━━ DATA FOR PROCESSING ━━

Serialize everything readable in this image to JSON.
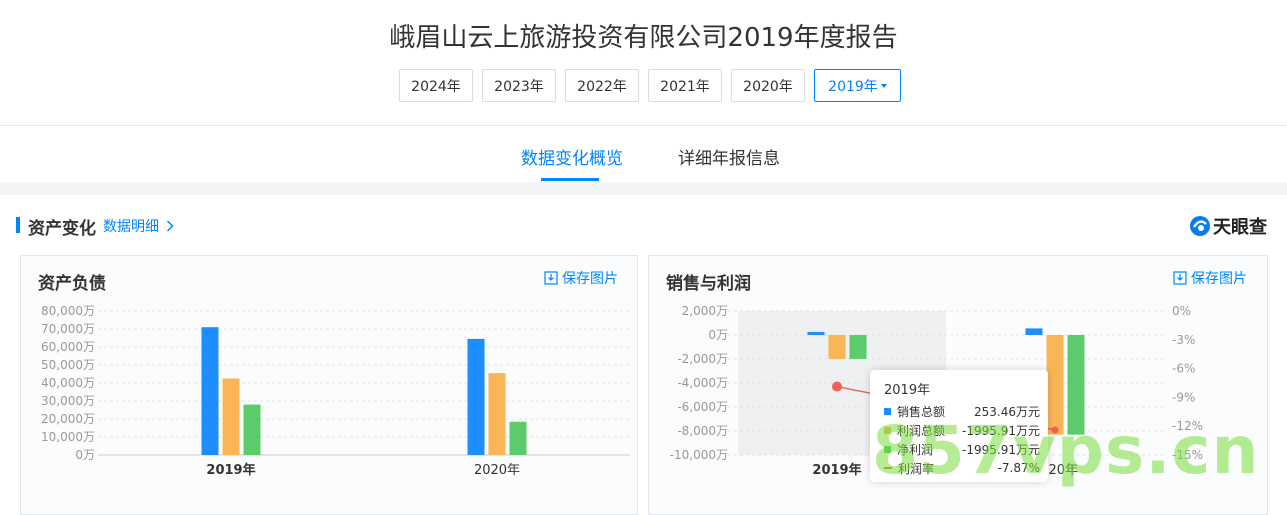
{
  "page_title": "峨眉山云上旅游投资有限公司2019年度报告",
  "years": [
    "2024年",
    "2023年",
    "2022年",
    "2021年",
    "2020年",
    "2019年"
  ],
  "tabs": {
    "overview": "数据变化概览",
    "detail": "详细年报信息"
  },
  "section": {
    "title": "资产变化",
    "link": "数据明细"
  },
  "logo_text": "天眼查",
  "asset_card": {
    "title": "资产负债",
    "save": "保存图片"
  },
  "sales_card": {
    "title": "销售与利润",
    "save": "保存图片"
  },
  "tooltip": {
    "year": "2019年",
    "rows": [
      {
        "label": "销售总额",
        "value": "253.46万元",
        "color": "#1e8eff"
      },
      {
        "label": "利润总额",
        "value": "-1995.91万元",
        "color": "#f5b547"
      },
      {
        "label": "净利润",
        "value": "-1995.91万元",
        "color": "#4cc36a"
      },
      {
        "label": "利润率",
        "value": "-7.87%",
        "color": "#f06155"
      }
    ]
  },
  "watermark": "857vps.cn",
  "colors": {
    "accent": "#0084ff",
    "bar1": "#1e8eff",
    "bar2": "#f9b556",
    "bar3": "#5ccb6a",
    "line": "#f06155"
  },
  "chart_data": [
    {
      "type": "bar",
      "title": "资产负债",
      "categories": [
        "2019年",
        "2020年"
      ],
      "y_ticks": [
        "80,000万",
        "70,000万",
        "60,000万",
        "50,000万",
        "40,000万",
        "30,000万",
        "20,000万",
        "10,000万",
        "0万"
      ],
      "ylim": [
        0,
        80000
      ],
      "series": [
        {
          "values": [
            71000,
            64500
          ],
          "color": "#1e8eff"
        },
        {
          "values": [
            42500,
            45500
          ],
          "color": "#f9b556"
        },
        {
          "values": [
            28000,
            18500
          ],
          "color": "#5ccb6a"
        }
      ]
    },
    {
      "type": "bar",
      "title": "销售与利润",
      "categories": [
        "2019年",
        "2020年"
      ],
      "y_ticks": [
        "2,000万",
        "0万",
        "-2,000万",
        "-4,000万",
        "-6,000万",
        "-8,000万",
        "-10,000万"
      ],
      "y2_ticks": [
        "0%",
        "-3%",
        "-6%",
        "-9%",
        "-12%",
        "-15%"
      ],
      "ylim": [
        -10000,
        2000
      ],
      "y2lim": [
        -15,
        0
      ],
      "series": [
        {
          "name": "销售总额",
          "values": [
            253.46,
            550
          ],
          "color": "#1e8eff"
        },
        {
          "name": "利润总额",
          "values": [
            -1995.91,
            -8300
          ],
          "color": "#f9b556"
        },
        {
          "name": "净利润",
          "values": [
            -1995.91,
            -8300
          ],
          "color": "#5ccb6a"
        },
        {
          "name": "利润率",
          "type": "line",
          "values": [
            -7.87,
            -12.4
          ],
          "color": "#f06155"
        }
      ]
    }
  ]
}
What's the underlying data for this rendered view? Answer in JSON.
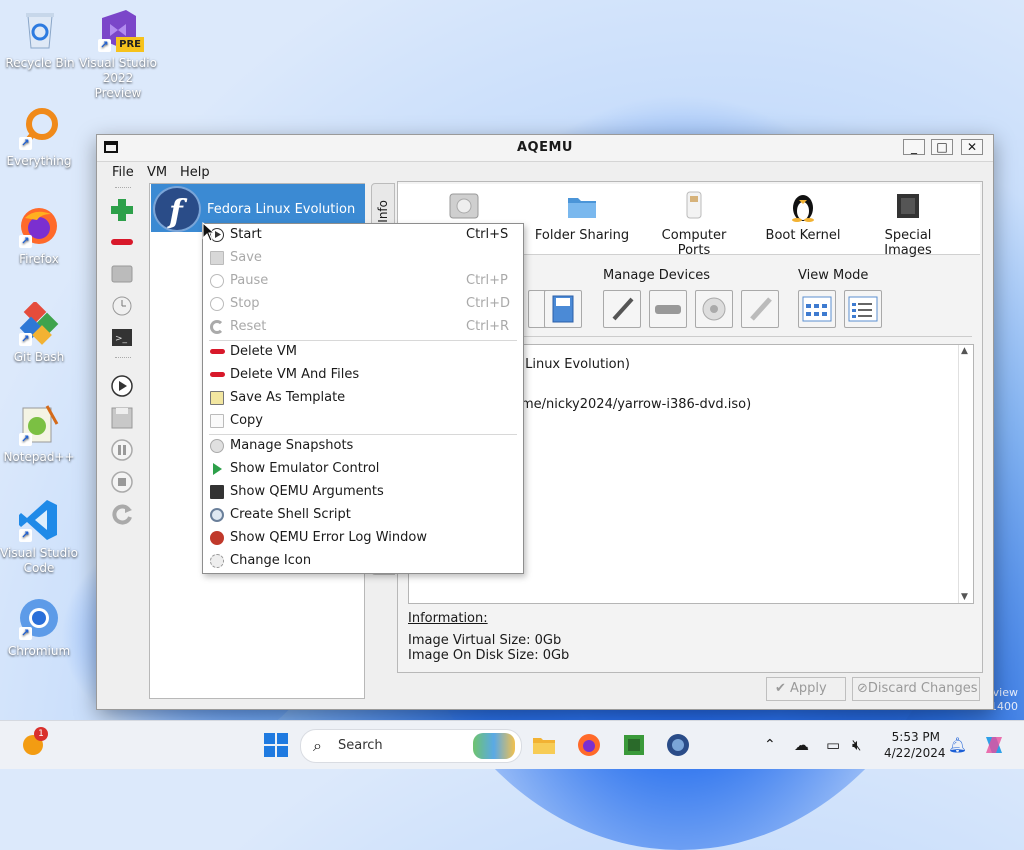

━━━

-- WHAT YOU WILL DO --
Retype each record exactly as it stands, but do not include the pictures.

-- IN RESPONSE --
Serialize everything readable in this image to JSON.
{
  "page_title": "峨眉山云上旅游投资有限公司2019年度报告",
  "years": [
    "2024年",
    "2023年",
    "2022年",
    "2021年",
    "2020年",
    "2019年"
  ],
  "tabs": {
    "overview": "数据变化概览",
    "detail": "详细年报信息"
  },
  "section": {
    "title": "资产变化",
    "link": "数据明细"
  },
  "logo_text": "天眼查",
  "asset_card": {
    "title": "资产负债",
    "save": "保存图片"
  },
  "sales_card": {
    "title": "销售与利润",
    "save": "保存图片"
  },
  "tooltip": {
    "year": "2019年",
    "rows": [
      {
        "label": "销售总额",
        "value": "253.46万元",
        "color": "#1e8eff"
      },
      {
        "label": "利润总额",
        "value": "-1995.91万元",
        "color": "#f5b547"
      },
      {
        "label": "净利润",
        "value": "-1995.91万元",
        "color": "#4cc36a"
      },
      {
        "label": "利润率",
        "value": "-7.87%",
        "color": "#f06155"
      }
    ]
  },
  "watermark": "857vps.cn",
  "colors": {
    "accent": "#0084ff",
    "bar1": "#1e8eff",
    "bar2": "#f9b556",
    "bar3": "#5ccb6a",
    "line": "#f06155"
  },
  "chart_data": [
    {
      "type": "bar",
      "title": "资产负债",
      "categories": [
        "2019年",
        "2020年"
      ],
      "y_ticks": [
        "80,000万",
        "70,000万",
        "60,000万",
        "50,000万",
        "40,000万",
        "30,000万",
        "20,000万",
        "10,000万",
        "0万"
      ],
      "ylim": [
        0,
        80000
      ],
      "series": [
        {
          "values": [
            71000,
            64500
          ],
          "color": "#1e8eff"
        },
        {
          "values": [
            42500,
            45500
          ],
          "color": "#f9b556"
        },
        {
          "values": [
            28000,
            18500
          ],
          "color": "#5ccb6a"
        }
      ]
    },
    {
      "type": "bar",
      "title": "销售与利润",
      "categories": [
        "2019年",
        "2020年"
      ],
      "y_ticks": [
        "2,000万",
        "0万",
        "-2,000万",
        "-4,000万",
        "-6,000万",
        "-8,000万",
        "-10,000万"
      ],
      "y2_ticks": [
        "0%",
        "-3%",
        "-6%",
        "-9%",
        "-12%",
        "-15%"
      ],
      "ylim": [
        -10000,
        2000
      ],
      "y2lim": [
        -15,
        0
      ],
      "series": [
        {
          "name": "销售总额",
          "values": [
            253.46,
            550
          ],
          "color": "#1e8eff"
        },
        {
          "name": "利润总额",
          "values": [
            -1995.91,
            -8300
          ],
          "color": "#f9b556"
        },
        {
          "name": "净利润",
          "values": [
            -1995.91,
            -8300
          ],
          "color": "#5ccb6a"
        },
        {
          "name": "利润率",
          "type": "line",
          "values": [
            -7.87,
            -12.4
          ],
          "color": "#f06155"
        }
      ]
    }
  ]
}
What's the underlying data for this rendered view? Answer in JSON.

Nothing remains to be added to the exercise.